─── Dataset excerpts ───
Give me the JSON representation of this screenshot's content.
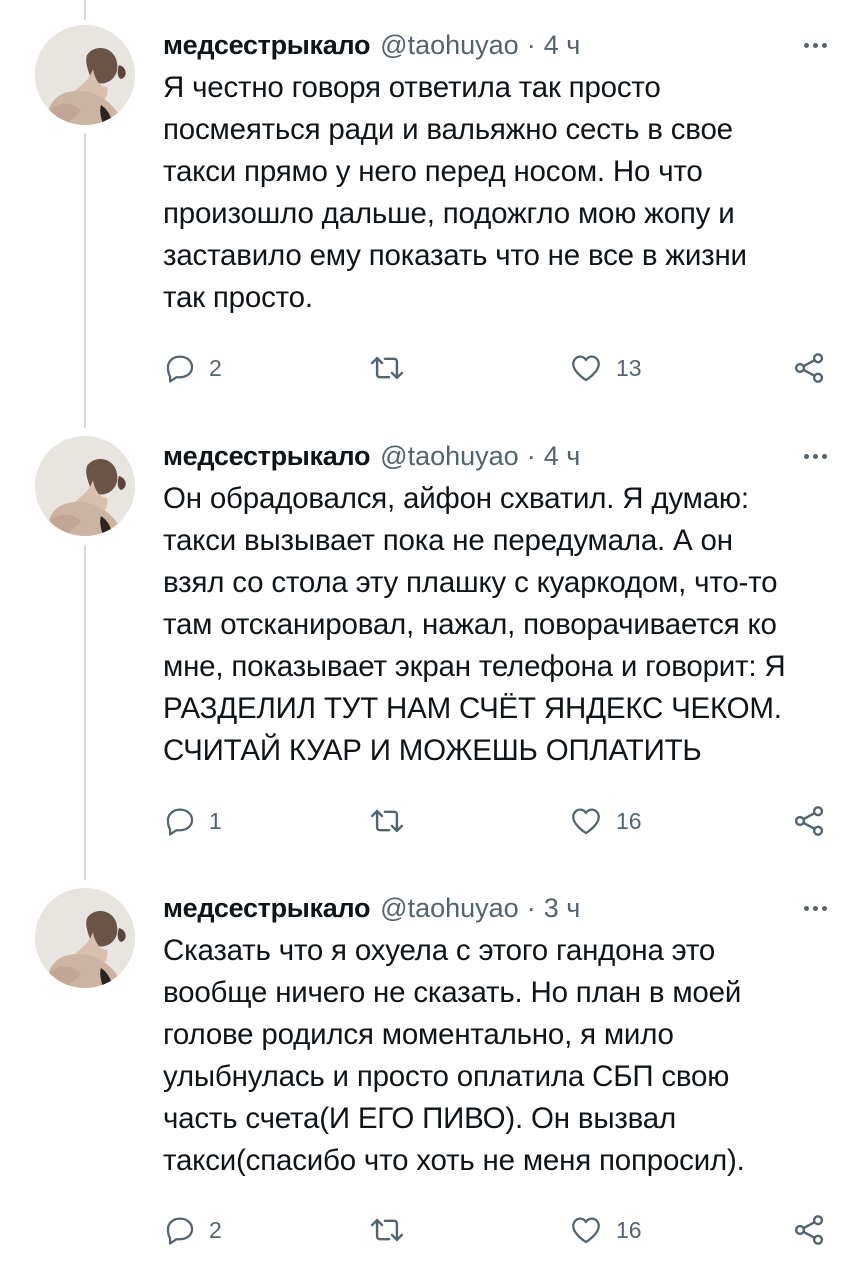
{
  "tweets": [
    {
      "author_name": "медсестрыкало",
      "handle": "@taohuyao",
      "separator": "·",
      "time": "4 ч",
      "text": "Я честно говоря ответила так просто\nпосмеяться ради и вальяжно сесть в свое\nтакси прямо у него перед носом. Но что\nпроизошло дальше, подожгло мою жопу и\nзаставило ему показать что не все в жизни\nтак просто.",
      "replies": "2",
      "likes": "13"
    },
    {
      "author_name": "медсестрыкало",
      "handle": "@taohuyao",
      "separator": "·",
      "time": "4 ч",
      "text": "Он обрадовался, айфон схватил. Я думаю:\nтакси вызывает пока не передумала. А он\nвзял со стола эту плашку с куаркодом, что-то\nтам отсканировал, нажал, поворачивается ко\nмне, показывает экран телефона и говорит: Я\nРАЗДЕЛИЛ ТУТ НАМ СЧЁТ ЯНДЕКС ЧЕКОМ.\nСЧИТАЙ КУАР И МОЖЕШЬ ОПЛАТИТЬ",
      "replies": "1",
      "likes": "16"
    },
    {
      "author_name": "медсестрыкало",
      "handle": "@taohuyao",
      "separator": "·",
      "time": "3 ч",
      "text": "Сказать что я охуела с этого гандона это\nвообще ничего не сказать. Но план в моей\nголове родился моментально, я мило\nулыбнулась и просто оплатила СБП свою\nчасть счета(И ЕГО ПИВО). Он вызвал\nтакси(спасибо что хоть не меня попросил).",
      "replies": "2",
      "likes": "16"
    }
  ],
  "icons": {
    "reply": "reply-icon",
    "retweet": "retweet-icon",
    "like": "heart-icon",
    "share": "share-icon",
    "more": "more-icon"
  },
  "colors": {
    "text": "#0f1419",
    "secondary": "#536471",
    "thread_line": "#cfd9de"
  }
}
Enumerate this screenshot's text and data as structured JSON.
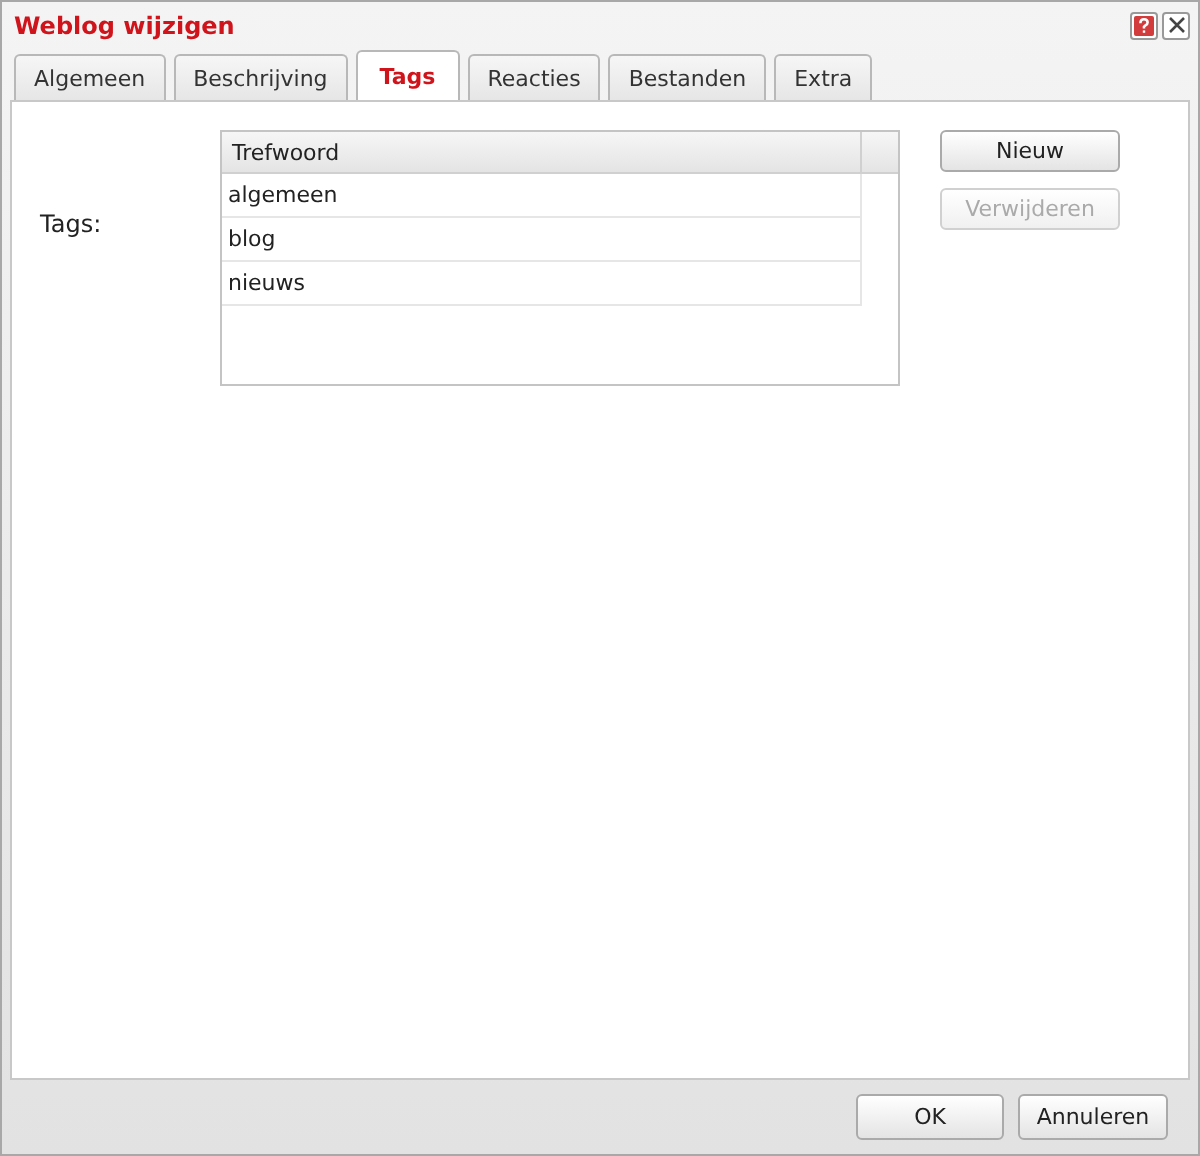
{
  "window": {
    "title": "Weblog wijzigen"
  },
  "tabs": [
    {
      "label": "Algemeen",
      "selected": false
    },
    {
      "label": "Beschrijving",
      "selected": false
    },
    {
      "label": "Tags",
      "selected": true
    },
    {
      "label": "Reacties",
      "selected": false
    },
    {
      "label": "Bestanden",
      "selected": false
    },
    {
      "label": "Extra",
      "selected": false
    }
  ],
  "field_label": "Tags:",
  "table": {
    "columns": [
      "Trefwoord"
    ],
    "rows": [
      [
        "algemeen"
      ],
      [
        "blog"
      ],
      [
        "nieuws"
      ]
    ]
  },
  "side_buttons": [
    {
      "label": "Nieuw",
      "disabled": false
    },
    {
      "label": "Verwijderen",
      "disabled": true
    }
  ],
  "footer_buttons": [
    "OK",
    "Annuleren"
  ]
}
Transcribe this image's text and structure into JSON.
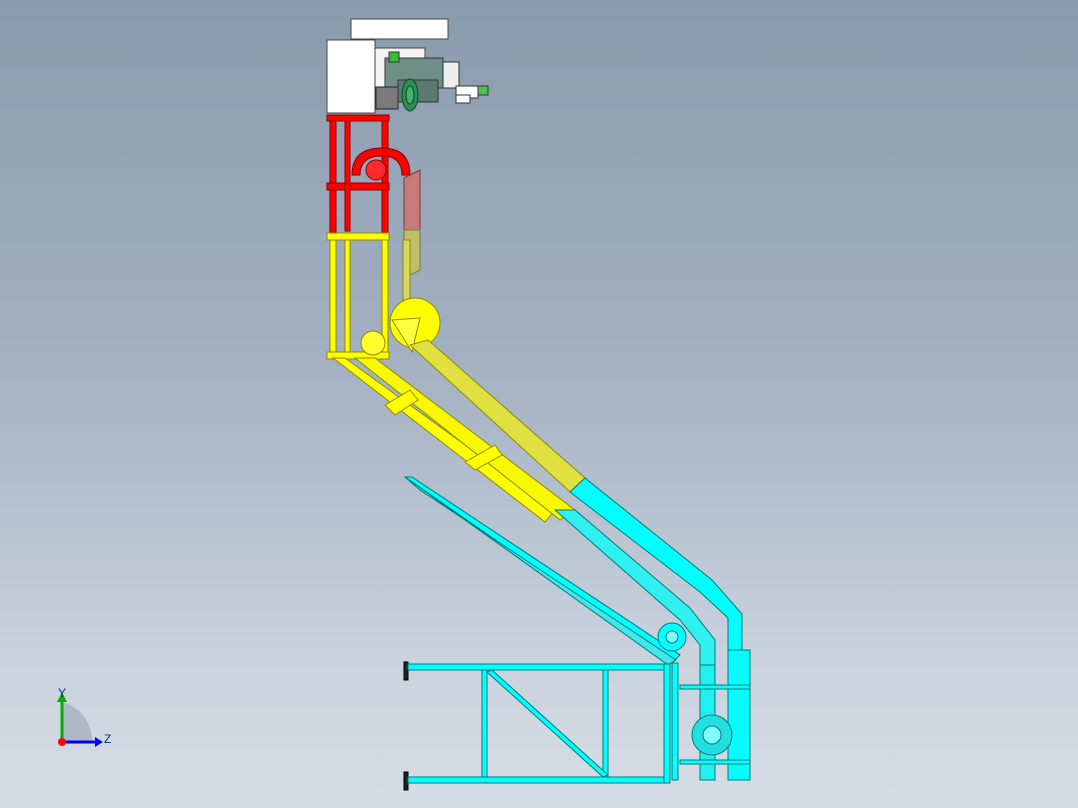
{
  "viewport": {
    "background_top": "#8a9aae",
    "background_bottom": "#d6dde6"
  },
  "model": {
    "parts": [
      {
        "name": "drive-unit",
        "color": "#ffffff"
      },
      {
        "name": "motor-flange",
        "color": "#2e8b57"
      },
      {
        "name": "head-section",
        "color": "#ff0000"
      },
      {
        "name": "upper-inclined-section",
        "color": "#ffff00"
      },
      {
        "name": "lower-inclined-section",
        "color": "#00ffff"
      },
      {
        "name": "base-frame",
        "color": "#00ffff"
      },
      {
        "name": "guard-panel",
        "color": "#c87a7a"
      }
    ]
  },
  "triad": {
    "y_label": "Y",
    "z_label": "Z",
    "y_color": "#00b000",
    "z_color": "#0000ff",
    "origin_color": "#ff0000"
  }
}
───
**Exercise directions:**
Without the pictures, restate all the entries above exactly.

**Full output:**
Give me the JSON representation of this screenshot's content.
{
  "tweets": [
    {
      "author_name": "медсестрыкало",
      "handle": "@taohuyao",
      "separator": "·",
      "time": "4 ч",
      "text": "Я честно говоря ответила так просто\nпосмеяться ради и вальяжно сесть в свое\nтакси прямо у него перед носом. Но что\nпроизошло дальше, подожгло мою жопу и\nзаставило ему показать что не все в жизни\nтак просто.",
      "replies": "2",
      "likes": "13"
    },
    {
      "author_name": "медсестрыкало",
      "handle": "@taohuyao",
      "separator": "·",
      "time": "4 ч",
      "text": "Он обрадовался, айфон схватил. Я думаю:\nтакси вызывает пока не передумала. А он\nвзял со стола эту плашку с куаркодом, что-то\nтам отсканировал, нажал, поворачивается ко\nмне, показывает экран телефона и говорит: Я\nРАЗДЕЛИЛ ТУТ НАМ СЧЁТ ЯНДЕКС ЧЕКОМ.\nСЧИТАЙ КУАР И МОЖЕШЬ ОПЛАТИТЬ",
      "replies": "1",
      "likes": "16"
    },
    {
      "author_name": "медсестрыкало",
      "handle": "@taohuyao",
      "separator": "·",
      "time": "3 ч",
      "text": "Сказать что я охуела с этого гандона это\nвообще ничего не сказать. Но план в моей\nголове родился моментально, я мило\nулыбнулась и просто оплатила СБП свою\nчасть счета(И ЕГО ПИВО). Он вызвал\nтакси(спасибо что хоть не меня попросил).",
      "replies": "2",
      "likes": "16"
    }
  ],
  "icons": {
    "reply": "reply-icon",
    "retweet": "retweet-icon",
    "like": "heart-icon",
    "share": "share-icon",
    "more": "more-icon"
  },
  "colors": {
    "text": "#0f1419",
    "secondary": "#536471",
    "thread_line": "#cfd9de"
  }
}
Enumerate this screenshot's text and data as structured JSON.
{
  "window": {
    "title": "Weblog wijzigen"
  },
  "tabs": [
    {
      "label": "Algemeen",
      "selected": false
    },
    {
      "label": "Beschrijving",
      "selected": false
    },
    {
      "label": "Tags",
      "selected": true
    },
    {
      "label": "Reacties",
      "selected": false
    },
    {
      "label": "Bestanden",
      "selected": false
    },
    {
      "label": "Extra",
      "selected": false
    }
  ],
  "field_label": "Tags:",
  "table": {
    "columns": [
      "Trefwoord"
    ],
    "rows": [
      [
        "algemeen"
      ],
      [
        "blog"
      ],
      [
        "nieuws"
      ]
    ]
  },
  "side_buttons": [
    {
      "label": "Nieuw",
      "disabled": false
    },
    {
      "label": "Verwijderen",
      "disabled": true
    }
  ],
  "footer_buttons": [
    "OK",
    "Annuleren"
  ]
}
Transcribe this image's text and structure into JSON.
{
  "viewport": {
    "background_top": "#8a9aae",
    "background_bottom": "#d6dde6"
  },
  "model": {
    "parts": [
      {
        "name": "drive-unit",
        "color": "#ffffff"
      },
      {
        "name": "motor-flange",
        "color": "#2e8b57"
      },
      {
        "name": "head-section",
        "color": "#ff0000"
      },
      {
        "name": "upper-inclined-section",
        "color": "#ffff00"
      },
      {
        "name": "lower-inclined-section",
        "color": "#00ffff"
      },
      {
        "name": "base-frame",
        "color": "#00ffff"
      },
      {
        "name": "guard-panel",
        "color": "#c87a7a"
      }
    ]
  },
  "triad": {
    "y_label": "Y",
    "z_label": "Z",
    "y_color": "#00b000",
    "z_color": "#0000ff",
    "origin_color": "#ff0000"
  }
}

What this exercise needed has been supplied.